::: EXERCISE MATERIALS :::
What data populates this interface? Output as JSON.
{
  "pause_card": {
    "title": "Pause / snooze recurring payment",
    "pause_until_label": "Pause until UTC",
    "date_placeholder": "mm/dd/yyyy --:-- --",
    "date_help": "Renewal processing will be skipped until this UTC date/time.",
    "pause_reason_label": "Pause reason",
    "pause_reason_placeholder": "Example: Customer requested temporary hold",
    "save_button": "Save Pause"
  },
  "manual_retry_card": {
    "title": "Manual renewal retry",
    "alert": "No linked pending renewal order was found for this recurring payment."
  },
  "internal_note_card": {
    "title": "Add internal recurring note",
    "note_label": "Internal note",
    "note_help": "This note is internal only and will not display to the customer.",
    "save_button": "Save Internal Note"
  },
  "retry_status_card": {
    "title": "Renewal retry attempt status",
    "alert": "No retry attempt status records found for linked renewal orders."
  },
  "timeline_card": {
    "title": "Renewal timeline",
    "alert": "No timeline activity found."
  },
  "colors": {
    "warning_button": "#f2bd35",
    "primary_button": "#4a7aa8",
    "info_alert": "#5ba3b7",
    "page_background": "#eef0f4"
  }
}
:::
> [TASK TO CARRY OUT] Please copy out each record, character for character.

> [FINAL RESULT]
What data populates this interface? Output as JSON.
{
  "pause_card": {
    "title": "Pause / snooze recurring payment",
    "pause_until_label": "Pause until UTC",
    "date_placeholder": "mm/dd/yyyy --:-- --",
    "date_help": "Renewal processing will be skipped until this UTC date/time.",
    "pause_reason_label": "Pause reason",
    "pause_reason_placeholder": "Example: Customer requested temporary hold",
    "save_button": "Save Pause"
  },
  "manual_retry_card": {
    "title": "Manual renewal retry",
    "alert": "No linked pending renewal order was found for this recurring payment."
  },
  "internal_note_card": {
    "title": "Add internal recurring note",
    "note_label": "Internal note",
    "note_help": "This note is internal only and will not display to the customer.",
    "save_button": "Save Internal Note"
  },
  "retry_status_card": {
    "title": "Renewal retry attempt status",
    "alert": "No retry attempt status records found for linked renewal orders."
  },
  "timeline_card": {
    "title": "Renewal timeline",
    "alert": "No timeline activity found."
  },
  "colors": {
    "warning_button": "#f2bd35",
    "primary_button": "#4a7aa8",
    "info_alert": "#5ba3b7",
    "page_background": "#eef0f4"
  }
}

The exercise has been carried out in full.